### Problem details
Quote, word for word, the part of the text below on semantic algorithms in psychological research that lies between "Arnulf, J. K., Robinson, C., &" and "One 17(10): e0273763.", inclusive.

We obviously do not know what we already know. That is why we can compute the relationships of survey statistics without asking anyone and be surprised by it. The american philosopher Daniel Dennett says about human speakers that we are “competent without comprehension”: Most of us are able to speak a language, but cannot explain exactly how we do it. Language therefore contains a lot of knowledge that we could possibly use, but that we are unable to exploit consciously. In this way, we can get lost in our own linguistic constructions of the world. Language is like a huge labyrinth of words and meaningful expressions where we can “discover” insights that were accessible in there all the time. Jan Smedslund is a Norwegian professor in psychology who has worked on this for decades. He has warned us that much social science is unable to escape this labyrinth. In his words, we are doing “pseudo-empirical” research, which mostly re-discovers what is necessarily true given the semantic premises in language. I have written a chapter in a book that does homage to a lifetime of Smedslund’s work. In this chapter, I try to show how the text algorithms may offer a way out of the labyrinth. We can possibly use the algorithms to explore the limitations of our own linguistic constructs. I am here leaning a bit on the philosophers Gottlob Frege, Ludwig Wittgenstein, and Bertrand Russell. The book chapter is available here (regrettably not as open access):

Arnulf, J. K. (2020). Wittgenstein’s revenge: How semantic algorithms can help survey research escape Smedslund’s labyrinth. In T. G. Lindstad, E. Stänicke, & J. Valsiner (Eds.), Respect for Thought; Jan Smedslund’s Legacy for Psychology (pp. 285-307). Cham: Springer.

And here, we used the semantic algorithms to explore the thinking of people with conspiracy theories:

Maybe not very surprising, but it turns out that people who hold strong conspiracy beliefs are also characterized by other unusual cognitive patterns. In this study, we found that many people who endorse conspiracy theories also present some of the oddities of thought present in people with psychoses. This does not imply that conspiracy beliefs are by themselves signs of psychosis. What it does mean however is that people who hold such beliefs are also more frequently guided by associations that other people find hard to follow. Such people are also often not easy to reach by lines of argumentation that would seem reasonable to others:

Arnulf, J. K., Robinson, C., & Furnham A. (2022). “Dispositional and ideological factor correlate of conspiracy thinking and beliefs.” PLoS One 17(10): e0273763.

Can we use semantics to measure differences between people? Yes we can!

With this book chapter, Kai Larsen and I had the opportunity to contribute to a project investigating the link between personality and situations in psychological research. It is well known that “strong situations” will not elicit much personality dependent behaviors. For example, most people refrain from answering the phone during a funeral. Conversely, “weak situations” as e.g., small talk, leaves much more room for personality to determine behavior. In our chapter, we show how language can be understood as a “strong situation” that elicits quite similar behavior in most people (most people agree that a “bachelor” is an unmarried man). Still, there are systematic differences that make groups and individuals stand out in their characteristic language useage. We can use these differences to model individuals and groups in psychological profiling. The chapter can be found here (unfortunately no open access):

Arnulf, J. K., & Larsen, K. R. (2021). Semantic and ontological structures of psychological attributes. In D. Wood, S. J. Read, P. D. Harms, & A. Slaughter (Eds.), Measuring and modeling persons and situations (pp. 69-102). London, UK: Academic Press.

### Source excerpt
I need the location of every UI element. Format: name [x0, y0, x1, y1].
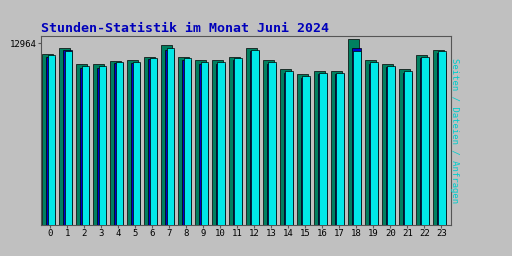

### Answer to the problem
Arnulf, J. K., Robinson, C., & Furnham A. (2022). “Dispositional and ideological factor correlate of conspiracy thinking and beliefs.” PLoS One 17(10): e0273763.